Extracted records:
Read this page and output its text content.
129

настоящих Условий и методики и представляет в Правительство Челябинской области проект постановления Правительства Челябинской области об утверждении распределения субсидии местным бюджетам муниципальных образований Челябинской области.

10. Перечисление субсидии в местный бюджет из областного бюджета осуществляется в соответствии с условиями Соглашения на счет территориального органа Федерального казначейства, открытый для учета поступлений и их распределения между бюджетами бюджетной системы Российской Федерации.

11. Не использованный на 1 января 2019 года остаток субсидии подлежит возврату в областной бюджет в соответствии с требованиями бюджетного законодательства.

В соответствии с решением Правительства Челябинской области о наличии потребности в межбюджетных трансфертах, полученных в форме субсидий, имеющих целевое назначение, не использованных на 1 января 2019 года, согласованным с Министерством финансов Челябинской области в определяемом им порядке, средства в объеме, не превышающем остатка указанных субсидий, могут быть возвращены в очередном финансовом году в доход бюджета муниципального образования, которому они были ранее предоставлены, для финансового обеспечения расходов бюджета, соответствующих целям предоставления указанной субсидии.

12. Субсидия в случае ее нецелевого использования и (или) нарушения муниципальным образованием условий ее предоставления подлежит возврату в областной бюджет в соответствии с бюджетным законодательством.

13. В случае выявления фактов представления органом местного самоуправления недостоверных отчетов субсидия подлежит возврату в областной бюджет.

---

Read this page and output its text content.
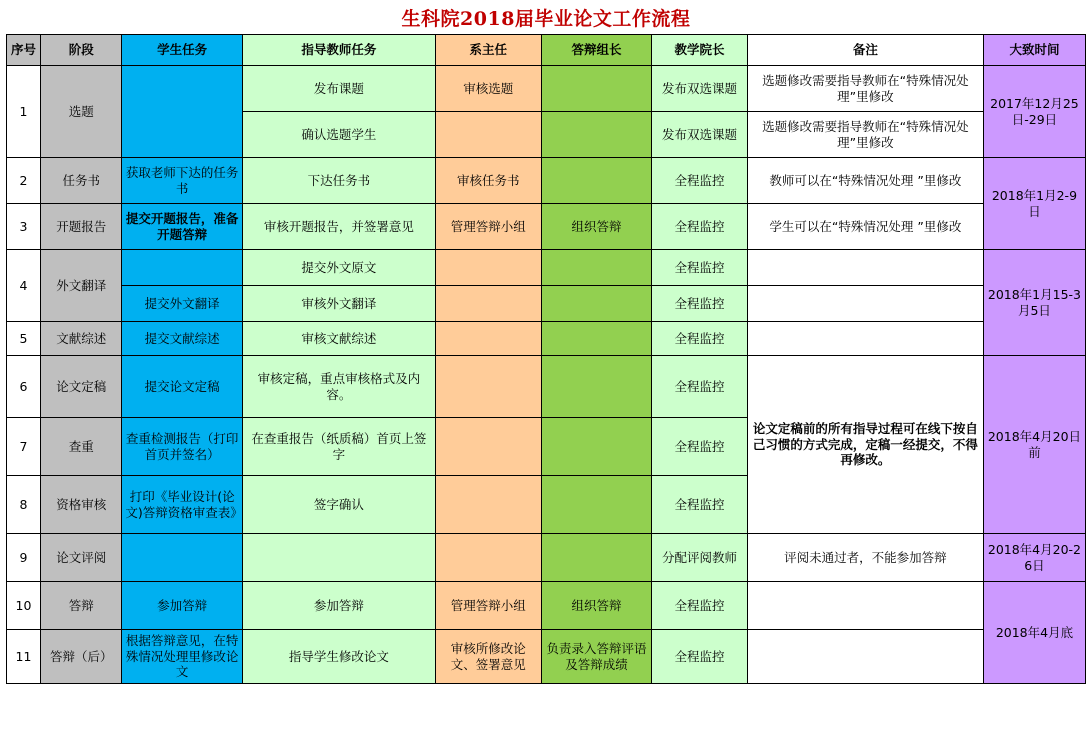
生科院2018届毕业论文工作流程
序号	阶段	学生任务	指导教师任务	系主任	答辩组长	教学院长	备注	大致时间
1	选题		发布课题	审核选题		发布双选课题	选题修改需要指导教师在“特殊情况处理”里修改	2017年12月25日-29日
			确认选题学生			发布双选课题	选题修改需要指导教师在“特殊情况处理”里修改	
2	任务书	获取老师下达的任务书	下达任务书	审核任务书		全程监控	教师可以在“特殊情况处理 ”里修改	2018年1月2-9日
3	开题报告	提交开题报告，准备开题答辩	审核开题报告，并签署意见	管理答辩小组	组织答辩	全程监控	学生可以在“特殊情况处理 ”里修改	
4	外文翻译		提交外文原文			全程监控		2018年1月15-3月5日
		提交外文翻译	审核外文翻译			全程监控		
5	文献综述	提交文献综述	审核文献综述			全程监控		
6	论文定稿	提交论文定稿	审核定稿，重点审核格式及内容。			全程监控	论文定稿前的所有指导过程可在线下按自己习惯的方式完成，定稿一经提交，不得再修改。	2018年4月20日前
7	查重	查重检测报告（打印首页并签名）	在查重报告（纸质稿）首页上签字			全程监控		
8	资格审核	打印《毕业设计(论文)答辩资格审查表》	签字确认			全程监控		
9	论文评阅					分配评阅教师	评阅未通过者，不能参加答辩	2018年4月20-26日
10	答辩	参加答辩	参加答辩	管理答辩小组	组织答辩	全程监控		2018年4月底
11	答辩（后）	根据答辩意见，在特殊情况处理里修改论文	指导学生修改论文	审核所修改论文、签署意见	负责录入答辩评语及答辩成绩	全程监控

_What you should do_
Identify lines with the string "Челябинской". Copy each one.

_Exercise solution_
настоящих Условий и методики и представляет в Правительство Челябинской области проект постановления Правительства Челябинской области об утверждении распределения субсидии местным бюджетам муниципальных образований Челябинской области.
В соответствии с решением Правительства Челябинской области о наличии потребности в межбюджетных трансфертах, полученных в форме субсидий, имеющих целевое назначение, не использованных на 1 января 2019 года, согласованным с Министерством финансов Челябинской области в определяемом им порядке, средства в объеме, не превышающем остатка указанных субсидий, могут быть возвращены в очередном финансовом году в доход бюджета муниципального образования, которому они были ранее предоставлены, для финансового обеспечения расходов бюджета, соответствующих целям предоставления указанной субсидии.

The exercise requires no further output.